-- START --
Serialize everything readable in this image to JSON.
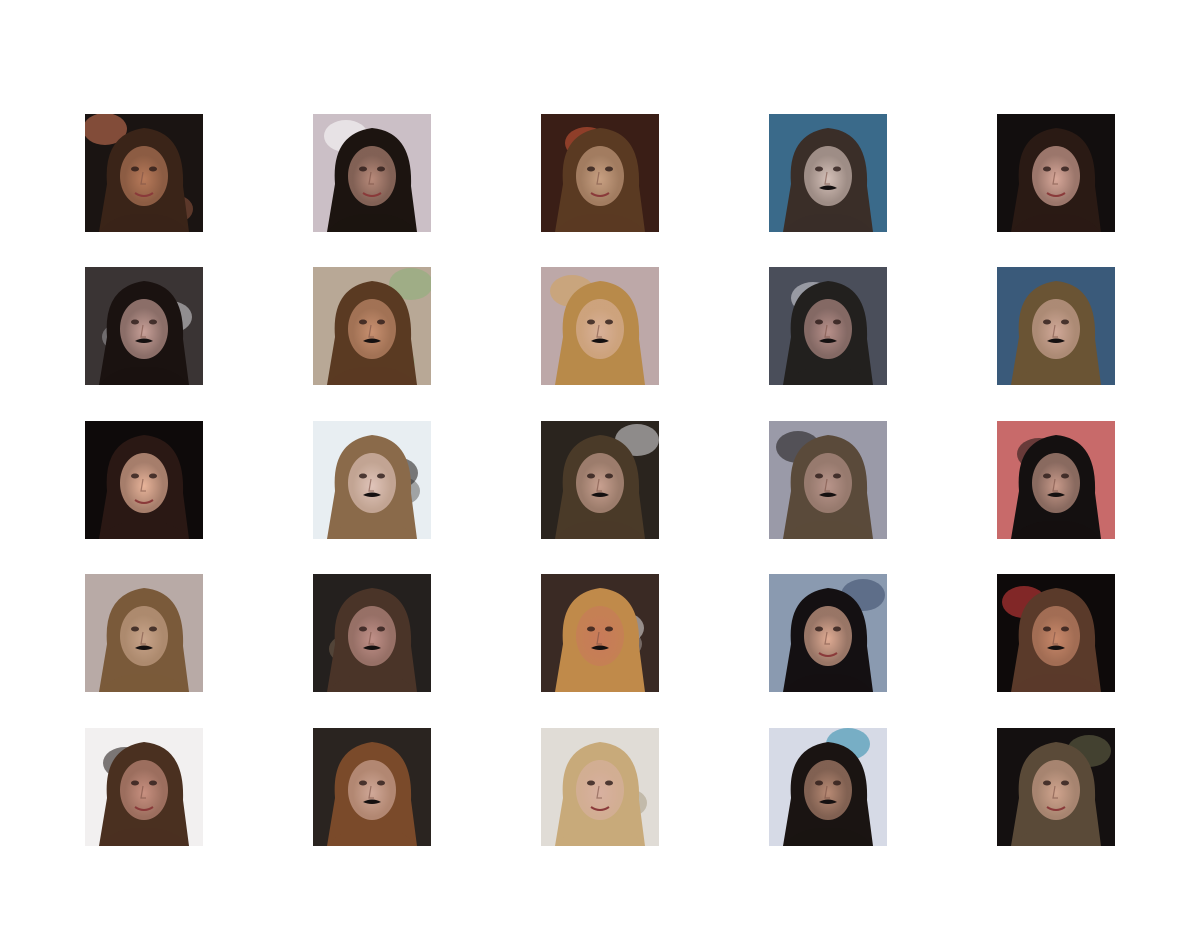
-- END --
-- START --
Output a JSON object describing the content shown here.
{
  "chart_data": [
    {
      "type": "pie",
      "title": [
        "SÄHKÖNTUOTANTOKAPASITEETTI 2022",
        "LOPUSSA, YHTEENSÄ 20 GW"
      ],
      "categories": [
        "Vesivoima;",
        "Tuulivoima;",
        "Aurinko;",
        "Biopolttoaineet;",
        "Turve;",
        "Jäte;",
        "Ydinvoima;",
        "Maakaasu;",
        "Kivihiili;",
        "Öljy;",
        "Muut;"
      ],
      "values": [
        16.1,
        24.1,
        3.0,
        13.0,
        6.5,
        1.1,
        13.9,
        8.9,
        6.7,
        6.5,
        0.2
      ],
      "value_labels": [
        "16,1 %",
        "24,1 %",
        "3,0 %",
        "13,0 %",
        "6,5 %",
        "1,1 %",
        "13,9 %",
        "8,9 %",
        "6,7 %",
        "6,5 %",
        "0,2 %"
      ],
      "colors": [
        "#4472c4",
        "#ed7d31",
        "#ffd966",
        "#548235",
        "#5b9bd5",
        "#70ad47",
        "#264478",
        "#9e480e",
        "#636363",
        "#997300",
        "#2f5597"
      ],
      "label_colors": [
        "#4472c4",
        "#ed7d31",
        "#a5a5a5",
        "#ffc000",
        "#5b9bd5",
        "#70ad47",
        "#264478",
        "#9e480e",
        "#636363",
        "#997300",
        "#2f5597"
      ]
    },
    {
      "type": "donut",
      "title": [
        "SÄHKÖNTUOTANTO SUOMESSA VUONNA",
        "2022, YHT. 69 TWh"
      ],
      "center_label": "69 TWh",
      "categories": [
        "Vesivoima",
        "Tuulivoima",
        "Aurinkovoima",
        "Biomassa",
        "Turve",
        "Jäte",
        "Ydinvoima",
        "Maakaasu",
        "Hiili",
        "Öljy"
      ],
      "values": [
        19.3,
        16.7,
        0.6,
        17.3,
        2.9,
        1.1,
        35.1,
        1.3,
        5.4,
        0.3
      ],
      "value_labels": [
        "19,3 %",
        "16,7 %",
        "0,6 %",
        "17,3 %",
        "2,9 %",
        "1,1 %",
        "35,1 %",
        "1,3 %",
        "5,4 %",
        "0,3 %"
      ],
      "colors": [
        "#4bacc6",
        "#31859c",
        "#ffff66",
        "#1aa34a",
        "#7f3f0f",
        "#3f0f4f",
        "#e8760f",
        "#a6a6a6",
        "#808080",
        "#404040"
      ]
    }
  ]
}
-- END --
-- START --
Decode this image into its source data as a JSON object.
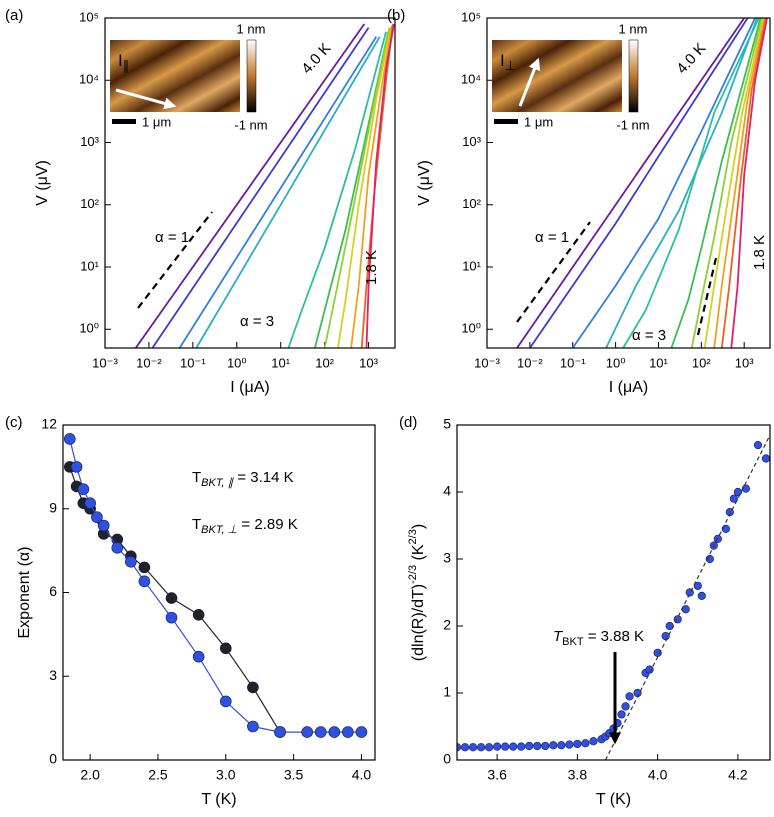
-- END --
• [Short problem]
From the listing above, return each line with the word "this".

• [Answer for the task]
Serialize everything readable in this image to JSON.
Decode this image into its source data as a JSON object.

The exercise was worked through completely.